Passage for review
********************

Today in Insight Analytica, the threads - Security vacuums multiply risk: With New START lapsed, coercive signaling intensifies — from drones over Ukraine to carrier groups in the Gulf. - Infrastructure as battlespace: Russian strikes on power, Israeli aid constraints, and Australian LNG curbs show logistics deciding humanitarian outcomes. - Austerity to mortality: USAID and allied cuts compound existing crises; projections point to 9.4 million excess deaths by 2030 absent funding reversals. - Governance fragility: Haiti’s power transfer, the US al‑Tanf withdrawal, and Minnesota’s contested federal enforcement show how authority struggles shift civilian risk.

********************

Material supplied
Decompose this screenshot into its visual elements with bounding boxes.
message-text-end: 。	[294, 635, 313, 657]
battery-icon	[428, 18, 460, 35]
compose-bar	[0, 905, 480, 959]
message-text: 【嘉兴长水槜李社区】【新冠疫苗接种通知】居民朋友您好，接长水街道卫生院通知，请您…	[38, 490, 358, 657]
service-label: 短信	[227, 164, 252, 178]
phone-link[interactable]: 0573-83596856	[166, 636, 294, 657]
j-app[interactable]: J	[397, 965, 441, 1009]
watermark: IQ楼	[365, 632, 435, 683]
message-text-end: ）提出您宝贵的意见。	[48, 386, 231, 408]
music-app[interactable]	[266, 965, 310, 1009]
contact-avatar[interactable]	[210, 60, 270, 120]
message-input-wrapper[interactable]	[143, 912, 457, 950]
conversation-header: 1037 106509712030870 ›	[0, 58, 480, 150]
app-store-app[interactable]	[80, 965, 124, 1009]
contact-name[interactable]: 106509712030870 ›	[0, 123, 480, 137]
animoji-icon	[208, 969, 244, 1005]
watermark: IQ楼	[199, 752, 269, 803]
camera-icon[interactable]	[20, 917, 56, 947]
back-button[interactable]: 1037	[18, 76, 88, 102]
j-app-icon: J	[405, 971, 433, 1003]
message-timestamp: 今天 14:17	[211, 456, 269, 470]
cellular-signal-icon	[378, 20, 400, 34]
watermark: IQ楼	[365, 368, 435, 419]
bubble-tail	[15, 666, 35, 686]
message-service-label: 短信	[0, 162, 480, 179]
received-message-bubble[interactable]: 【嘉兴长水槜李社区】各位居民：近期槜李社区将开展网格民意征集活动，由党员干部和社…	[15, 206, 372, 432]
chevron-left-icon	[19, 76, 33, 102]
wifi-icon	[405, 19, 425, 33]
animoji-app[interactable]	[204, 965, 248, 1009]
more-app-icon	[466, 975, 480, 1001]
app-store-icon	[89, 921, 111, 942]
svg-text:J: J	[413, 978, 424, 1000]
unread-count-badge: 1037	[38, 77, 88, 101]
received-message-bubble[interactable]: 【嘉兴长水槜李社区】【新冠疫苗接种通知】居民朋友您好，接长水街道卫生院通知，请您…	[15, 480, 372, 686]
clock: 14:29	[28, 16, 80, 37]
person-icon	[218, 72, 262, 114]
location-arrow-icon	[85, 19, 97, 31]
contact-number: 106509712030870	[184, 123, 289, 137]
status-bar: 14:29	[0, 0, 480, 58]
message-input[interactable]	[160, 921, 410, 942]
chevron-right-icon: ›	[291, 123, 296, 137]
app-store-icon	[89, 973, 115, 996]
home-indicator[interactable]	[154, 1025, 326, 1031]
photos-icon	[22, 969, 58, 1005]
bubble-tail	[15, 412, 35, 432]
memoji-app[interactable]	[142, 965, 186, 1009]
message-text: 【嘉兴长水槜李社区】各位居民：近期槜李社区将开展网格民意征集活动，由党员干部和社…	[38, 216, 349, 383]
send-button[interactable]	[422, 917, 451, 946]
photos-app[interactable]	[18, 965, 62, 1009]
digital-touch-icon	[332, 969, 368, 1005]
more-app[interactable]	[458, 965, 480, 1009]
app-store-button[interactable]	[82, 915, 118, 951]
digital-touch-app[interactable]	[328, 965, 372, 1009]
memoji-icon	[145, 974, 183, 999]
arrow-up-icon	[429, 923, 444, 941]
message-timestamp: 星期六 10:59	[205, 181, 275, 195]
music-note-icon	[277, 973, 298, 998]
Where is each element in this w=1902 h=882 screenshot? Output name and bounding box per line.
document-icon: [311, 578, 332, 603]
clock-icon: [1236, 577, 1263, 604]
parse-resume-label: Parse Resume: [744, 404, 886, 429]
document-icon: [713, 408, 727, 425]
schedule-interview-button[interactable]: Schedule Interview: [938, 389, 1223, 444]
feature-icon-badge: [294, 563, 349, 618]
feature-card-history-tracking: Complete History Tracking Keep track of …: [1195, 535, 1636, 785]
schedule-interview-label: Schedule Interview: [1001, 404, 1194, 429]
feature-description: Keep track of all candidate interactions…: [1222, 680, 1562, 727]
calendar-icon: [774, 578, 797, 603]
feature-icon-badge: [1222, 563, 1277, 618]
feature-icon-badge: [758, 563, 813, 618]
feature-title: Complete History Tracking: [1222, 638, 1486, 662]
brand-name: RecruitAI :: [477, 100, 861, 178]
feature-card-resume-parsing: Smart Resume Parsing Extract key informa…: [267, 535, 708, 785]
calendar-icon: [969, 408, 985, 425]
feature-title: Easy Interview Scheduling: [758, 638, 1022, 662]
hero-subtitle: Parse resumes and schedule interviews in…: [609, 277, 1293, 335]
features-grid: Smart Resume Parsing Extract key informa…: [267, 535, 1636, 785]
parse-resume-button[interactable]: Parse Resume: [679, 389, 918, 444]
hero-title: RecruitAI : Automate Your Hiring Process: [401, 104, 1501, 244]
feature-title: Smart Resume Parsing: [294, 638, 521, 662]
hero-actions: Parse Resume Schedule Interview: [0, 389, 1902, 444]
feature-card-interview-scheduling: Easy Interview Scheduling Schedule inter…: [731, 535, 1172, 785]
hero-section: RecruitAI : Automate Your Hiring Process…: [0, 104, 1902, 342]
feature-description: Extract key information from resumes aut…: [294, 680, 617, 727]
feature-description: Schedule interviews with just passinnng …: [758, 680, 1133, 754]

********************

Tasks to perform
1. Answer these from the Insight Analytica summary:
(a) Which treaty does it say has lapsed?
(b) How many excess deaths by 2030 do projections point to absent funding reversals?
(c) Which country's power transfer is listed under governance fragility?
2. Extract the stretch of the Insight Analytica summary from "Today in Insight" through "shift civilian risk.", copying it word for word.
3. According to the Insight Analytica summary, why is infrastructure described as a battlespace?

Exercise results
1.
(a) New START
(b) 9.4 million
(c) Haiti's

2.
Today in Insight Analytica, the threads - Security vacuums multiply risk: With New START lapsed, coercive signaling intensifies — from drones over Ukraine to carrier groups in the Gulf. - Infrastructure as battlespace: Russian strikes on power, Israeli aid constraints, and Australian LNG curbs show logistics deciding humanitarian outcomes. - Austerity to mortality: USAID and allied cuts compound existing crises; projections point to 9.4 million excess deaths by 2030 absent funding reversals. - Governance fragility: Haiti’s power transfer, the US al‑Tanf withdrawal, and Minnesota’s contested federal enforcement show how authority struggles shift civilian risk.

3. Russian strikes on power, Israeli aid constraints, and Australian LNG curbs show logistics deciding humanitarian outcomes.